TEXT FOR ANALYSIS>

Why DeepSeek's Open-Source AI is an Enterprise Security Risk

Bringing AI into the enterprise creates a mix of opportunities and risks, many of which are still evolving as rapid adoption continues.
For CISOs and security professionals, this means ongoing challenges and complexity in areas including data quality, exposure of sensitive information, data privacy and risk, and how to secure an increasing number of third-party tools.
Despite this broad threat landscape, the appetite for AI in companies hasn’t dimmed. According to Zscaler there has been a 3,000+% year-over-year growth in enterprise use of AI/ML tools across industries.
Concerningly for businesses, threat actors are also showing similar levels of AI adoption – Gen AI became the cybercriminal’s social engineering tool of choice over 2024, while instances of phishing emails and deepfake videos rose rapidly.
“As AI transforms industries, it also creates new and unforeseen security challenges,” says Deepen Desai, Chief Security Officer at Zscaler, discussing the report’s findings.

ABOUT THIS TASK> Please write out the passage of the text on DeepSeek's AI security risk from "For CISOs and" to "of third-party tools.", keeping every word as it stands.

Stored dataset items
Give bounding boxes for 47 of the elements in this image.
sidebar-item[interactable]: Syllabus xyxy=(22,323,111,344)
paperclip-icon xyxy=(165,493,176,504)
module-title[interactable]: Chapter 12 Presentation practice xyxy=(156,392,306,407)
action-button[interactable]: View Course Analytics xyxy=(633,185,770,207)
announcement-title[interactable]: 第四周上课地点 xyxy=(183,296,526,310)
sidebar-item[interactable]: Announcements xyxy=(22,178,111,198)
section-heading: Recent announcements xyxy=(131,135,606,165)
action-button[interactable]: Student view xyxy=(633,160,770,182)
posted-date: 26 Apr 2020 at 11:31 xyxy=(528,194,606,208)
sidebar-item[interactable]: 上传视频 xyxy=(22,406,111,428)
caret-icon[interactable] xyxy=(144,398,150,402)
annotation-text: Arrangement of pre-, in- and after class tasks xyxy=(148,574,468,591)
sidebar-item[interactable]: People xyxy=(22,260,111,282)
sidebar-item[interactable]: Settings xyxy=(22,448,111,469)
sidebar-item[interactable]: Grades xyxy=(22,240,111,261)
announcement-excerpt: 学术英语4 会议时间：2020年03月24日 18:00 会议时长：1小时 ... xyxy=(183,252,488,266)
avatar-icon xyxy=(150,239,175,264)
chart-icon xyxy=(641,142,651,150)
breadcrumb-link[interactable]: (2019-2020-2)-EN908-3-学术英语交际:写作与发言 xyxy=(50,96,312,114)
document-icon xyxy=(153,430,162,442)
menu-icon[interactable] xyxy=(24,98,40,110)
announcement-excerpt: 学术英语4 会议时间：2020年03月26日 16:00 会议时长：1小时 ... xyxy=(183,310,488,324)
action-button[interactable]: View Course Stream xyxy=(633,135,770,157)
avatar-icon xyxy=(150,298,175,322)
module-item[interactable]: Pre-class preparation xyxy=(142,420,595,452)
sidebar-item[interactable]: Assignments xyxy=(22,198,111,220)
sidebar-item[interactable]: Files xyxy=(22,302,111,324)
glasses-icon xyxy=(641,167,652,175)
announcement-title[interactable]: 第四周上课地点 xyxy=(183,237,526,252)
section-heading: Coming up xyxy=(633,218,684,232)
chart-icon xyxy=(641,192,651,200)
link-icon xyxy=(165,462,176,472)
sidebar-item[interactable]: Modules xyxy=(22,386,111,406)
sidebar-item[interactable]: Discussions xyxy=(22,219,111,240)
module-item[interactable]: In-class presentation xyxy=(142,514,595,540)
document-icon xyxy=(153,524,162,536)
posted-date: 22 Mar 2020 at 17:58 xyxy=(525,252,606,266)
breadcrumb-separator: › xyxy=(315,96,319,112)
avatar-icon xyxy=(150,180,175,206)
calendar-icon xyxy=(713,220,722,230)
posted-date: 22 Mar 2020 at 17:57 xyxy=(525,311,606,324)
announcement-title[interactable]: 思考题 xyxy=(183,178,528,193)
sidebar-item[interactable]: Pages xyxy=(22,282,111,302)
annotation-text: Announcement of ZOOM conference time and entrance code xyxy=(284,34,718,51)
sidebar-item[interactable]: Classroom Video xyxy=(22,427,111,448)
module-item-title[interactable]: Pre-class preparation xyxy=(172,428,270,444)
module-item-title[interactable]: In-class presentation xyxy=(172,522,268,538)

EXPECTED ANSWER>
For CISOs and security professionals, this means ongoing challenges and complexity in areas including data quality, exposure of sensitive information, data privacy and risk, and how to secure an increasing number of third-party tools.